TASK BRIEF » Transcribe all of the material below word for word and leave out its pictures.

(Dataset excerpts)
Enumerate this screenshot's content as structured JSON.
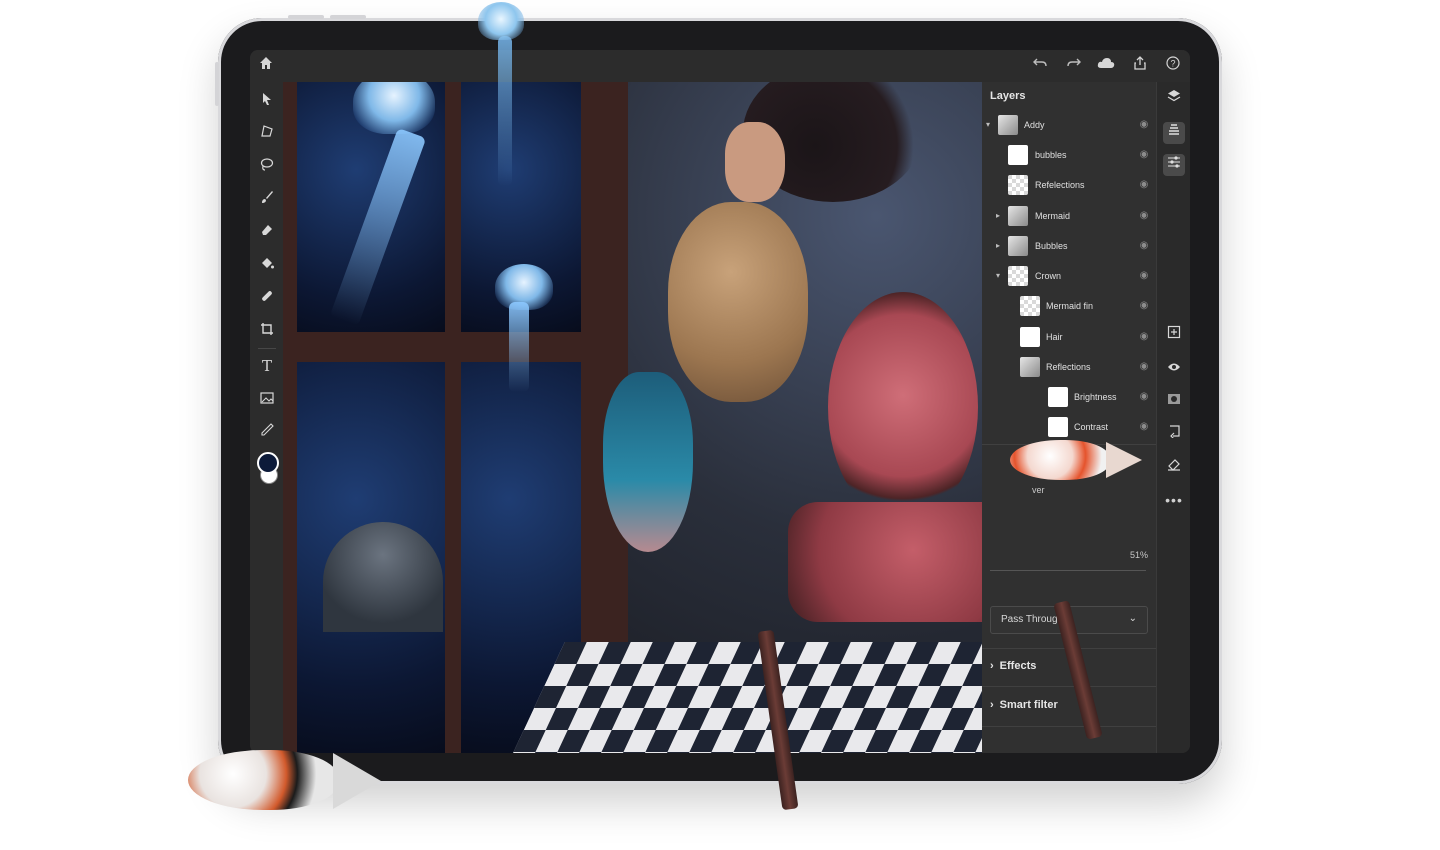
{
  "app": {
    "panel_title": "Layers"
  },
  "layers": [
    {
      "name": "Addy",
      "expanded": true,
      "level": 0
    },
    {
      "name": "bubbles",
      "level": 1
    },
    {
      "name": "Refelections",
      "level": 1
    },
    {
      "name": "Mermaid",
      "collapsed": true,
      "level": 1
    },
    {
      "name": "Bubbles",
      "collapsed": true,
      "level": 1
    },
    {
      "name": "Crown",
      "expanded": true,
      "level": 1
    },
    {
      "name": "Mermaid fin",
      "level": 2
    },
    {
      "name": "Hair",
      "level": 2
    },
    {
      "name": "Reflections",
      "level": 2
    },
    {
      "name": "Brightness",
      "level": 3
    },
    {
      "name": "Contrast",
      "level": 3
    }
  ],
  "properties": {
    "partial_label": "ver",
    "opacity_value": "51%",
    "blend_mode": "Pass Through",
    "effects_label": "Effects",
    "smart_filters_label": "Smart filter"
  },
  "icons": {
    "home": "home-icon",
    "undo": "undo-icon",
    "redo": "redo-icon",
    "cloud": "cloud-icon",
    "share": "share-icon",
    "help": "help-icon"
  },
  "colors": {
    "ui_background": "#2c2c2c",
    "panel_background": "#303030",
    "foreground_color": "#0d1b3a",
    "background_color": "#ffffff"
  }
}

THE REPLY »
Enumerate this screenshot's content as structured JSON.
{
  "app": {
    "panel_title": "Layers"
  },
  "layers": [
    {
      "name": "Addy",
      "expanded": true,
      "level": 0
    },
    {
      "name": "bubbles",
      "level": 1
    },
    {
      "name": "Refelections",
      "level": 1
    },
    {
      "name": "Mermaid",
      "collapsed": true,
      "level": 1
    },
    {
      "name": "Bubbles",
      "collapsed": true,
      "level": 1
    },
    {
      "name": "Crown",
      "expanded": true,
      "level": 1
    },
    {
      "name": "Mermaid fin",
      "level": 2
    },
    {
      "name": "Hair",
      "level": 2
    },
    {
      "name": "Reflections",
      "level": 2
    },
    {
      "name": "Brightness",
      "level": 3
    },
    {
      "name": "Contrast",
      "level": 3
    }
  ],
  "properties": {
    "partial_label": "ver",
    "opacity_value": "51%",
    "blend_mode": "Pass Through",
    "effects_label": "Effects",
    "smart_filters_label": "Smart filter"
  },
  "icons": {
    "home": "home-icon",
    "undo": "undo-icon",
    "redo": "redo-icon",
    "cloud": "cloud-icon",
    "share": "share-icon",
    "help": "help-icon"
  },
  "colors": {
    "ui_background": "#2c2c2c",
    "panel_background": "#303030",
    "foreground_color": "#0d1b3a",
    "background_color": "#ffffff"
  }
}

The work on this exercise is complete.